◆ DATA FOR THIS EXERCISE:
..............................
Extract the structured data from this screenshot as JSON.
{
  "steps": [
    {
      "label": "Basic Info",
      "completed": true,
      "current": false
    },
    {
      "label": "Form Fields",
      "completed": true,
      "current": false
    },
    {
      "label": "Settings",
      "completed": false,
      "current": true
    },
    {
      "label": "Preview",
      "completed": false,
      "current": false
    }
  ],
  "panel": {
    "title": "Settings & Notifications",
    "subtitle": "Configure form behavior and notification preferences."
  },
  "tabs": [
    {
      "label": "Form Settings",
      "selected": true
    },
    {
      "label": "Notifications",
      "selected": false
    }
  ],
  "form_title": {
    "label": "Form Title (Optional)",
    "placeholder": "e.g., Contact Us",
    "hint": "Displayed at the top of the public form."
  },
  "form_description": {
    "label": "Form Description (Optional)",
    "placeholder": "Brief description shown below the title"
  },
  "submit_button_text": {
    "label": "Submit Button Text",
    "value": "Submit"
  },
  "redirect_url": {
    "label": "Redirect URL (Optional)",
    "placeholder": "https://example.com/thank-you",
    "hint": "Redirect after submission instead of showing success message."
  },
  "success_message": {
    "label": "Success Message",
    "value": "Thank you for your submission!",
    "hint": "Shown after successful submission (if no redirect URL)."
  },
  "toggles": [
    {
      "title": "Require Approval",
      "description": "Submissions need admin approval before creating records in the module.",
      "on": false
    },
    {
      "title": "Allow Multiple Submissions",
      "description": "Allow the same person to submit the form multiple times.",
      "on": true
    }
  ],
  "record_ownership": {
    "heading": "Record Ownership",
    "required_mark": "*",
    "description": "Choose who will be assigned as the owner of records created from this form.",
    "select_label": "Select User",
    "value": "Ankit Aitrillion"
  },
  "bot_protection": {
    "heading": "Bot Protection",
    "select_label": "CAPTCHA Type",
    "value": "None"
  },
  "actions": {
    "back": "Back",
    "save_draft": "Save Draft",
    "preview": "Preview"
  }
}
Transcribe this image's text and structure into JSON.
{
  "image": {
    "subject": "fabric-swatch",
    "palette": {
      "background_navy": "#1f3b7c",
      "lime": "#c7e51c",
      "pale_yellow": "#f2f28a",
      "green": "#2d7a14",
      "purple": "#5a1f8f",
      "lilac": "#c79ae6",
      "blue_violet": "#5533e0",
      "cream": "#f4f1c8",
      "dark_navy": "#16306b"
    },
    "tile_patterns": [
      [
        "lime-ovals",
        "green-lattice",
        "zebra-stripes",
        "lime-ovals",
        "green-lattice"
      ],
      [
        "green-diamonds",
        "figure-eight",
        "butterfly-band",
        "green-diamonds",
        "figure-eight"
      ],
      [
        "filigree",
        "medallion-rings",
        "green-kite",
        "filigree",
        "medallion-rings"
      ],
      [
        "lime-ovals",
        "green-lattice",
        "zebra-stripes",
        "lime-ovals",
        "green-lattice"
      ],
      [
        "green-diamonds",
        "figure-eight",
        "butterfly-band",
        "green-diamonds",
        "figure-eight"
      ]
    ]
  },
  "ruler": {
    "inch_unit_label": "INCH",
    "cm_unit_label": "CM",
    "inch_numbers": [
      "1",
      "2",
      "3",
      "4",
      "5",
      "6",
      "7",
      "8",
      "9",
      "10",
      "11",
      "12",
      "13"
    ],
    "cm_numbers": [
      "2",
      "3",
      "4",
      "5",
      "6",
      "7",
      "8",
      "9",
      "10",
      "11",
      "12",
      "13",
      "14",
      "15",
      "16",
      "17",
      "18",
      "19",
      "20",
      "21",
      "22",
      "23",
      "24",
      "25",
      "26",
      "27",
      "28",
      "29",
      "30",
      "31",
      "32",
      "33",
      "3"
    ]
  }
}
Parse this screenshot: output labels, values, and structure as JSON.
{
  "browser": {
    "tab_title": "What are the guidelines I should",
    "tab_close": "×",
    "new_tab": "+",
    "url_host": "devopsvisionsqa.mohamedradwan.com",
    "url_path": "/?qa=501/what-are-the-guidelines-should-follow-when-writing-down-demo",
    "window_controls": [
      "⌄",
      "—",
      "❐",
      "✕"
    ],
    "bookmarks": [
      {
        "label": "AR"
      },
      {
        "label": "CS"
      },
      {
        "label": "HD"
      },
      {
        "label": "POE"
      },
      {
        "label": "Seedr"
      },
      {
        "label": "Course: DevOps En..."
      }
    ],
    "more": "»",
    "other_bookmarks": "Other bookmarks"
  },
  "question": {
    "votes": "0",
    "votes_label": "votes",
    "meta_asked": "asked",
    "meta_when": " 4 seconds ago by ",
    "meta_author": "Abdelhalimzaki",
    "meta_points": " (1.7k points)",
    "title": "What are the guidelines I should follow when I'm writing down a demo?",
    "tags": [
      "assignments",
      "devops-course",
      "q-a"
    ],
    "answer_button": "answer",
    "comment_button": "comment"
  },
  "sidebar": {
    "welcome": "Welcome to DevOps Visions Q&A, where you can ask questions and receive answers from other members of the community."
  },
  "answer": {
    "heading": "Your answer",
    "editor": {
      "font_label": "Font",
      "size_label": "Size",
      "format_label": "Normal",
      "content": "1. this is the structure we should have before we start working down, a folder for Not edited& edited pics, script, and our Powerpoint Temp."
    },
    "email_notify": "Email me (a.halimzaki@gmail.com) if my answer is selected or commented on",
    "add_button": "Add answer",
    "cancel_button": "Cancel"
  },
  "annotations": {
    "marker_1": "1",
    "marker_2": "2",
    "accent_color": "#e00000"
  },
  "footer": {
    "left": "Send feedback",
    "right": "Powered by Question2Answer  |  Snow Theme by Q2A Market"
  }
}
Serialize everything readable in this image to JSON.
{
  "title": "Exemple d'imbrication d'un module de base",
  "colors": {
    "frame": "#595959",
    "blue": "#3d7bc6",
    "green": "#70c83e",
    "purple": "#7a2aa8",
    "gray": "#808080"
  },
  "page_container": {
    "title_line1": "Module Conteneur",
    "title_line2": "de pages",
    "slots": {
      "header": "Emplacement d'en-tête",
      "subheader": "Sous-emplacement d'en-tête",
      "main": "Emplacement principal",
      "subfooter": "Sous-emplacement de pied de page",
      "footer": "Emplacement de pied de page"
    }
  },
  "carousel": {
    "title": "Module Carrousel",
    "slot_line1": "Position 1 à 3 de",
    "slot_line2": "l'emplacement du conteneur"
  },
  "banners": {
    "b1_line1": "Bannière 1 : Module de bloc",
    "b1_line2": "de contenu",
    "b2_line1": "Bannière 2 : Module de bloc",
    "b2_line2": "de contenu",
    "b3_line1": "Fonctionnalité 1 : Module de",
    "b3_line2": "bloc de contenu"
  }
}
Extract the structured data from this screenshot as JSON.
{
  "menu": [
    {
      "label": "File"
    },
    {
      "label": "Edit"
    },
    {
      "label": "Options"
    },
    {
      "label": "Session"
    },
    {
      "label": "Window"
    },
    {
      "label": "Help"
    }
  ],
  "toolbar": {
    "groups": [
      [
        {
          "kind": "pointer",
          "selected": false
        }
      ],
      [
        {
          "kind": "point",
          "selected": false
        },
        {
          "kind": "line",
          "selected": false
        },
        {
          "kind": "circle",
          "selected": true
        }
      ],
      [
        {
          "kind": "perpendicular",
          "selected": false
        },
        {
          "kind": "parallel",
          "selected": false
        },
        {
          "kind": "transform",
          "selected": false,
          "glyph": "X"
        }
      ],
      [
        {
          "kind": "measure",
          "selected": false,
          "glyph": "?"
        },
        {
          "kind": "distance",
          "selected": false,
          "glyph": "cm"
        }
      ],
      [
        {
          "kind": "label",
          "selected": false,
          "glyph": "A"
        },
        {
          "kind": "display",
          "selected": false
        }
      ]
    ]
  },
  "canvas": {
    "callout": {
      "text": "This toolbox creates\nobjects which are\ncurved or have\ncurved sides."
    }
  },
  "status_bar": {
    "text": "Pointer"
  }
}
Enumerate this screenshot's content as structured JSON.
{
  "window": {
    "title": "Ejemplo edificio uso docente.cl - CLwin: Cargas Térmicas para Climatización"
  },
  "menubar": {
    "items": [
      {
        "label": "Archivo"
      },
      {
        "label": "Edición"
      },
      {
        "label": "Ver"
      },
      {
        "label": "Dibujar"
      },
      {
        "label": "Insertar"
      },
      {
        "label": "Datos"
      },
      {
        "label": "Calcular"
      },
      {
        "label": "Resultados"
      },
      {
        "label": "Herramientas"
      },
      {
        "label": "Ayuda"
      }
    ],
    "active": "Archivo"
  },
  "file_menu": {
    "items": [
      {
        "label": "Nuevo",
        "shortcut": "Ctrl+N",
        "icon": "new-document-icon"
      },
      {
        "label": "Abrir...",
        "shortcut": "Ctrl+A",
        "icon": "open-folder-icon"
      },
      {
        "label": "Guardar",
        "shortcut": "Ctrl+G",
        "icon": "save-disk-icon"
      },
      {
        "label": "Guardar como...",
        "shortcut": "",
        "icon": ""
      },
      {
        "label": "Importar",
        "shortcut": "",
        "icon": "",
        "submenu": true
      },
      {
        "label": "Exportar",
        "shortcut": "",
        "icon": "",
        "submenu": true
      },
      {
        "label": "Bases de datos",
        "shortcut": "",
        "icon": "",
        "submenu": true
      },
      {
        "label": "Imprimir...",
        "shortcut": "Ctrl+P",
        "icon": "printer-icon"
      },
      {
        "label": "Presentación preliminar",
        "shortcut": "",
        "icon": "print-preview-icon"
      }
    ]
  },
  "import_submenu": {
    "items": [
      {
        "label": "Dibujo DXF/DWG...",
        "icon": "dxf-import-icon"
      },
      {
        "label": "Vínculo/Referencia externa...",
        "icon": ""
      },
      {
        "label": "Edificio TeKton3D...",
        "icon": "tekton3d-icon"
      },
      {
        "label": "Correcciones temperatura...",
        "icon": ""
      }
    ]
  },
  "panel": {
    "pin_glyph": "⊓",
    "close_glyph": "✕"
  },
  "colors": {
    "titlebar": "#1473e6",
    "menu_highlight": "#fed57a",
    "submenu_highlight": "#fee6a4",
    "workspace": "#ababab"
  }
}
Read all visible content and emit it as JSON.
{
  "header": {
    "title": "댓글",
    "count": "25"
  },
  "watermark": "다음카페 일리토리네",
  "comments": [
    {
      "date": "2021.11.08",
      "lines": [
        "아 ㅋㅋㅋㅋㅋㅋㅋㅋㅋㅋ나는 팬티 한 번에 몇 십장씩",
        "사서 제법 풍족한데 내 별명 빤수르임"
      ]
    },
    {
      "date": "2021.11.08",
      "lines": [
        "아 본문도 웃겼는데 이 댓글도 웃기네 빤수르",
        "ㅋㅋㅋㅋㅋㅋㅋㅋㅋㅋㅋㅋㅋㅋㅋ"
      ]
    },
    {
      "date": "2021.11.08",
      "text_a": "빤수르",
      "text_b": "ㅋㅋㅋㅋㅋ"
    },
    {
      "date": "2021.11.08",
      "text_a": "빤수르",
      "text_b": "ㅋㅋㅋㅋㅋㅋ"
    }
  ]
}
..............................
Look above for the line containing "Read all visible content and emit it as JSON.", then transcribe it and all lines after it through the last, exactly and with nothing else.

◆ RESPONSE BELOW:
Read all visible content and emit it as JSON.
{
  "header": {
    "title": "댓글",
    "count": "25"
  },
  "watermark": "다음카페 일리토리네",
  "comments": [
    {
      "date": "2021.11.08",
      "lines": [
        "아 ㅋㅋㅋㅋㅋㅋㅋㅋㅋㅋ나는 팬티 한 번에 몇 십장씩",
        "사서 제법 풍족한데 내 별명 빤수르임"
      ]
    },
    {
      "date": "2021.11.08",
      "lines": [
        "아 본문도 웃겼는데 이 댓글도 웃기네 빤수르",
        "ㅋㅋㅋㅋㅋㅋㅋㅋㅋㅋㅋㅋㅋㅋㅋ"
      ]
    },
    {
      "date": "2021.11.08",
      "text_a": "빤수르",
      "text_b": "ㅋㅋㅋㅋㅋ"
    },
    {
      "date": "2021.11.08",
      "text_a": "빤수르",
      "text_b": "ㅋㅋㅋㅋㅋㅋ"
    }
  ]
}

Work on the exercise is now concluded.